Task goal
Reproduce, word for word, every line starting at the line that contains "What's the underlying" and ending with the final line of the entries.

Excerpt from a dataset
● ● ● ●

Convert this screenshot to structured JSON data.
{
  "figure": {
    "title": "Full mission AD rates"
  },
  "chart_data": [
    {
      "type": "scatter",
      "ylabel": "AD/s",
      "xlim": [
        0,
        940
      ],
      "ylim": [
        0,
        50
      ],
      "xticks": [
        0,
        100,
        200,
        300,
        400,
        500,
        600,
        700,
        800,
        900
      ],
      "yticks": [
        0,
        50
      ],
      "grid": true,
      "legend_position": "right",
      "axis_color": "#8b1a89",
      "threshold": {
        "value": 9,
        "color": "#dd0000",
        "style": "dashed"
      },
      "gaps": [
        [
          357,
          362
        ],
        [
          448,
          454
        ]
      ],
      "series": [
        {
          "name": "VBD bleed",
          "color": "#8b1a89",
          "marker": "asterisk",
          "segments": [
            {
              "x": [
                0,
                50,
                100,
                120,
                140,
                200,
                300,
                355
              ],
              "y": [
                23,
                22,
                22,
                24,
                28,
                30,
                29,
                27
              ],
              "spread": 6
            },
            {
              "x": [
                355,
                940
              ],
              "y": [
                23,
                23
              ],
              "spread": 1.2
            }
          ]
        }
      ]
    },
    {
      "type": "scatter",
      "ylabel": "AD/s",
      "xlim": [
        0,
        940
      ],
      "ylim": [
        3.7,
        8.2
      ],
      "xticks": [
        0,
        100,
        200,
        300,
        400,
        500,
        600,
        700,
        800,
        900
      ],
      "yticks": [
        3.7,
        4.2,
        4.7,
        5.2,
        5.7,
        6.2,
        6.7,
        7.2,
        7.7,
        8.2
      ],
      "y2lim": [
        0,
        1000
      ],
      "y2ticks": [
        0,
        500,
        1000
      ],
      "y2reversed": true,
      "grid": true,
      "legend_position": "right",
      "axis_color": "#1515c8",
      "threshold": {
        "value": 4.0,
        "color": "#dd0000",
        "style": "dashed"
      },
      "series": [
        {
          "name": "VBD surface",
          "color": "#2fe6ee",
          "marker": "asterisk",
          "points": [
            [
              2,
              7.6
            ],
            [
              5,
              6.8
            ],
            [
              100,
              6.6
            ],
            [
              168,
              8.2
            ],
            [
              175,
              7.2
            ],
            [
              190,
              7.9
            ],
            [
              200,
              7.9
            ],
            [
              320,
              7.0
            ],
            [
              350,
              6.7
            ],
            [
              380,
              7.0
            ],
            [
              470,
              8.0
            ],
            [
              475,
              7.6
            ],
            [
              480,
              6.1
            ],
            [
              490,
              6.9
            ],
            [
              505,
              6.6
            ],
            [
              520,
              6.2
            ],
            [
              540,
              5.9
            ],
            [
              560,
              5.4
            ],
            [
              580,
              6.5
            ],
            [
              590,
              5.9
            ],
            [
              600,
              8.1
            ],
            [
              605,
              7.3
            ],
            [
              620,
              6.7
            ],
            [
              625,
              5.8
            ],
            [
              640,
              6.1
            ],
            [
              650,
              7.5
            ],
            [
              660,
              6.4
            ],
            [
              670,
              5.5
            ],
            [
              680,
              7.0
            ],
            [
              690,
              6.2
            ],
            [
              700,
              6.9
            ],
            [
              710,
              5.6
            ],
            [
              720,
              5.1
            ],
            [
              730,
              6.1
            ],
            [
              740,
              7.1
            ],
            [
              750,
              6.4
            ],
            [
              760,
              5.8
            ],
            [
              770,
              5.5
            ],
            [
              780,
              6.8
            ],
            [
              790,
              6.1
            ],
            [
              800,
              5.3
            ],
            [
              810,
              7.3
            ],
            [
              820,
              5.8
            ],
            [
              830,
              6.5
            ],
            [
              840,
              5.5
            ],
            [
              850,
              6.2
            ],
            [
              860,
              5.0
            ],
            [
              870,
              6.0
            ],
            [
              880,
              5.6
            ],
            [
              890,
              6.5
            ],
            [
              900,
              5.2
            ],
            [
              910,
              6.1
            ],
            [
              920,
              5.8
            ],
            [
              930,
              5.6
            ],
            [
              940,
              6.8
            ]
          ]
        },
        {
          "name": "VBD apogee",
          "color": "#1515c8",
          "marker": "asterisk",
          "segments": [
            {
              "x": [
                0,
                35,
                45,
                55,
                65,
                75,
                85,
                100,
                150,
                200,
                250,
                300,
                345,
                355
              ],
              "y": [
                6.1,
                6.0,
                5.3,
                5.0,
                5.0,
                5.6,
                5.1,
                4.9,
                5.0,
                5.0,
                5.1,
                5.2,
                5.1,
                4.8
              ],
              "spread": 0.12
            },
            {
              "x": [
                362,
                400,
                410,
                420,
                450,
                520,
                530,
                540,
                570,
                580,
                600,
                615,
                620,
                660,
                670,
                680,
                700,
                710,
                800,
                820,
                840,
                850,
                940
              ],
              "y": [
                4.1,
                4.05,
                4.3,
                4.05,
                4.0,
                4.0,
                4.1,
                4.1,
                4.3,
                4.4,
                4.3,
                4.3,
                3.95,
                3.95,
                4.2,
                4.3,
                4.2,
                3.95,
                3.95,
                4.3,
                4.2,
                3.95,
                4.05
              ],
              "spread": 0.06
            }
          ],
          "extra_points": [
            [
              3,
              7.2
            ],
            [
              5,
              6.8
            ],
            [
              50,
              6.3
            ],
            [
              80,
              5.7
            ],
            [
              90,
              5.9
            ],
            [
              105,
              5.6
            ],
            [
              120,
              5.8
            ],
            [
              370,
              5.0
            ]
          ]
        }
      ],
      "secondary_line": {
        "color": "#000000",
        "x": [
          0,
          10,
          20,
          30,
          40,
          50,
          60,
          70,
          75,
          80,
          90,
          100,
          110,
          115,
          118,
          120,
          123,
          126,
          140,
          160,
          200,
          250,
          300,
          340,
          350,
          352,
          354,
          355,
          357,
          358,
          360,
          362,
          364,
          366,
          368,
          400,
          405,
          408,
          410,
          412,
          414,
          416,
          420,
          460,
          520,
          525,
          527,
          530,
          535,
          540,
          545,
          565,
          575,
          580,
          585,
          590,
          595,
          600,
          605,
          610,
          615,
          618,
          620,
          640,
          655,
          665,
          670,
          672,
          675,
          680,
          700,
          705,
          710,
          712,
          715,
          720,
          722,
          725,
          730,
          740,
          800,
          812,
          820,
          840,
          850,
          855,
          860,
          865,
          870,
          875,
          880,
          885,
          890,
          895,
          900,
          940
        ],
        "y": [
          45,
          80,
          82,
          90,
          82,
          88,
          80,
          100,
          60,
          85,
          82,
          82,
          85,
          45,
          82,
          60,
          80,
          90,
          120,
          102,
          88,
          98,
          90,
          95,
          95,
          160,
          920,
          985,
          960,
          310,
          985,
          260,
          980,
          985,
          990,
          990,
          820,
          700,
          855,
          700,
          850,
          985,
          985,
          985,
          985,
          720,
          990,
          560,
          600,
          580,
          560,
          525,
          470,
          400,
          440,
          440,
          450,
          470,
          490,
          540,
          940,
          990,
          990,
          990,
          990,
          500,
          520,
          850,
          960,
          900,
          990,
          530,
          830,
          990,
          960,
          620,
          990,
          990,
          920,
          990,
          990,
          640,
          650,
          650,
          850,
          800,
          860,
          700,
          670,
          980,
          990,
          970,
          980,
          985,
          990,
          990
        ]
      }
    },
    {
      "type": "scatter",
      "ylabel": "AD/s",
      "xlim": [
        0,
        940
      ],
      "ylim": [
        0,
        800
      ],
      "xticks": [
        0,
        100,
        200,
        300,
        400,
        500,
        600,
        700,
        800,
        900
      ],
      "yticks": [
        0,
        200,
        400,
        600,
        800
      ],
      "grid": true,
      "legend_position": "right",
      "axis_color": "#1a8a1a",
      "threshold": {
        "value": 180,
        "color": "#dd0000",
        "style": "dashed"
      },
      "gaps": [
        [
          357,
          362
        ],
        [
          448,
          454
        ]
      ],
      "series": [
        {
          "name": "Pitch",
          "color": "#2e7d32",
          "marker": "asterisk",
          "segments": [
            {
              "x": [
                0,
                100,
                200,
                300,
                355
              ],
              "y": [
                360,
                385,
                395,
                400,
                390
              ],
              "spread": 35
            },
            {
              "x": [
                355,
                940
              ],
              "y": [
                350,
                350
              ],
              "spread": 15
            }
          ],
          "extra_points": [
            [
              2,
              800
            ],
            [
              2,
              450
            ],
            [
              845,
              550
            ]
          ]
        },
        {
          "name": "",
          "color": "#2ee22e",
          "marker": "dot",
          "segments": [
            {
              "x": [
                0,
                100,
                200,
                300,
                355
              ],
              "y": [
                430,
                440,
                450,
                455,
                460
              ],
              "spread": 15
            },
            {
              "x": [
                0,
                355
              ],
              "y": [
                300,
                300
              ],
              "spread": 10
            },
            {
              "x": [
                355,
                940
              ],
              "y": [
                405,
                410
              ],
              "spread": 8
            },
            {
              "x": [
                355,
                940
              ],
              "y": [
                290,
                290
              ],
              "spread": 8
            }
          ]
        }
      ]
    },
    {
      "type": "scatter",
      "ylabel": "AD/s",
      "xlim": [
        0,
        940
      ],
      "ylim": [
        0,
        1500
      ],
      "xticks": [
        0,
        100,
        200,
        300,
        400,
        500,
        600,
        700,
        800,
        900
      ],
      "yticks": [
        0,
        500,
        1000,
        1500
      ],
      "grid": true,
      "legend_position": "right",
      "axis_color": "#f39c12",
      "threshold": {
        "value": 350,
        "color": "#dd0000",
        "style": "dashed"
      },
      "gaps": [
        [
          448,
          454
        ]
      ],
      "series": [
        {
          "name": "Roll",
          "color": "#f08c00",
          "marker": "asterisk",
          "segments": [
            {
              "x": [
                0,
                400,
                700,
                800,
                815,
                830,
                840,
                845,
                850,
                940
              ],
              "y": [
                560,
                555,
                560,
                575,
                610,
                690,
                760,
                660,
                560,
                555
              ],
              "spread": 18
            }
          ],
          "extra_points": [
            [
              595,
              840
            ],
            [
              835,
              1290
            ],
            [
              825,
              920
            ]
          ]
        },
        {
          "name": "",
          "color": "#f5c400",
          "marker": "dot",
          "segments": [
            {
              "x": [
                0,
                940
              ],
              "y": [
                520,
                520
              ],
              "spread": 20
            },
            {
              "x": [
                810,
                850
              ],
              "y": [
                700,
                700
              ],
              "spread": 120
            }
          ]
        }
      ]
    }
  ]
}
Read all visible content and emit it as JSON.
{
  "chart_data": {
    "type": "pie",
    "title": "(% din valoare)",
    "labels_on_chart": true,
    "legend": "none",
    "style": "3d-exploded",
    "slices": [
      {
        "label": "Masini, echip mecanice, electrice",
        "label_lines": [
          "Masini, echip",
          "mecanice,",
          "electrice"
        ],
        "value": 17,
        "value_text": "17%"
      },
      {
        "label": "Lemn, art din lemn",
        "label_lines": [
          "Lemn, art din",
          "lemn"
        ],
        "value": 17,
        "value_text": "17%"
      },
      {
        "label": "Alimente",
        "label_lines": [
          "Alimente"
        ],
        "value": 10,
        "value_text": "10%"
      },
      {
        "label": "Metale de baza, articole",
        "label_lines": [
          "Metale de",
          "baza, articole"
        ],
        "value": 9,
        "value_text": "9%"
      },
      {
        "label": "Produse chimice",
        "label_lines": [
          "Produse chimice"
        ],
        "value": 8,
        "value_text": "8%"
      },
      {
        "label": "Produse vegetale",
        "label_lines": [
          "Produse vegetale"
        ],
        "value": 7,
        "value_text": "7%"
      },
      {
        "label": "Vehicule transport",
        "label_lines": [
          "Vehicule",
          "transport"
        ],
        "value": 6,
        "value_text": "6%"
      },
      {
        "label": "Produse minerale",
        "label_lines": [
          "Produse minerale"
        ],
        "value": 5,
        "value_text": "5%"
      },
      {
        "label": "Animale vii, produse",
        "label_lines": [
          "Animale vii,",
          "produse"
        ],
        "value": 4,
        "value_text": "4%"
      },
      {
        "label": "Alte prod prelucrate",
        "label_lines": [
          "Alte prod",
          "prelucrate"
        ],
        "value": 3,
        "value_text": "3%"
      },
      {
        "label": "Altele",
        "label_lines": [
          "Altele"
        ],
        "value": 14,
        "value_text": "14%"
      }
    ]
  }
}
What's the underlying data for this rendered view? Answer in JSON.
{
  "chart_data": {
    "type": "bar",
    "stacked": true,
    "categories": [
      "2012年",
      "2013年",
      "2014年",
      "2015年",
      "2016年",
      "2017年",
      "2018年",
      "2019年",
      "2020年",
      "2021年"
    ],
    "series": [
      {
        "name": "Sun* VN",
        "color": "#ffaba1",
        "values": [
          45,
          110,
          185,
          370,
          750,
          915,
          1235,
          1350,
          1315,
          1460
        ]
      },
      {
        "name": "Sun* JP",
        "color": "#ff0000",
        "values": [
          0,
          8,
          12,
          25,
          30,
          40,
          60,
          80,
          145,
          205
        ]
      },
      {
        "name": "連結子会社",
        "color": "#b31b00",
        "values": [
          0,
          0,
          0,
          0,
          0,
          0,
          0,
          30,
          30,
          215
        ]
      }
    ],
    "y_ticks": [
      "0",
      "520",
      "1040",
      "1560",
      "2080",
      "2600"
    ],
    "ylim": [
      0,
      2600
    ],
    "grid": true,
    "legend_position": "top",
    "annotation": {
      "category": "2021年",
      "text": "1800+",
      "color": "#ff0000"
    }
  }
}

● ● ● ●

Worked answer
What's the underlying data for this rendered view? Answer in JSON.
{
  "chart_data": {
    "type": "bar",
    "stacked": true,
    "categories": [
      "2012年",
      "2013年",
      "2014年",
      "2015年",
      "2016年",
      "2017年",
      "2018年",
      "2019年",
      "2020年",
      "2021年"
    ],
    "series": [
      {
        "name": "Sun* VN",
        "color": "#ffaba1",
        "values": [
          45,
          110,
          185,
          370,
          750,
          915,
          1235,
          1350,
          1315,
          1460
        ]
      },
      {
        "name": "Sun* JP",
        "color": "#ff0000",
        "values": [
          0,
          8,
          12,
          25,
          30,
          40,
          60,
          80,
          145,
          205
        ]
      },
      {
        "name": "連結子会社",
        "color": "#b31b00",
        "values": [
          0,
          0,
          0,
          0,
          0,
          0,
          0,
          30,
          30,
          215
        ]
      }
    ],
    "y_ticks": [
      "0",
      "520",
      "1040",
      "1560",
      "2080",
      "2600"
    ],
    "ylim": [
      0,
      2600
    ],
    "grid": true,
    "legend_position": "top",
    "annotation": {
      "category": "2021年",
      "text": "1800+",
      "color": "#ff0000"
    }
  }
}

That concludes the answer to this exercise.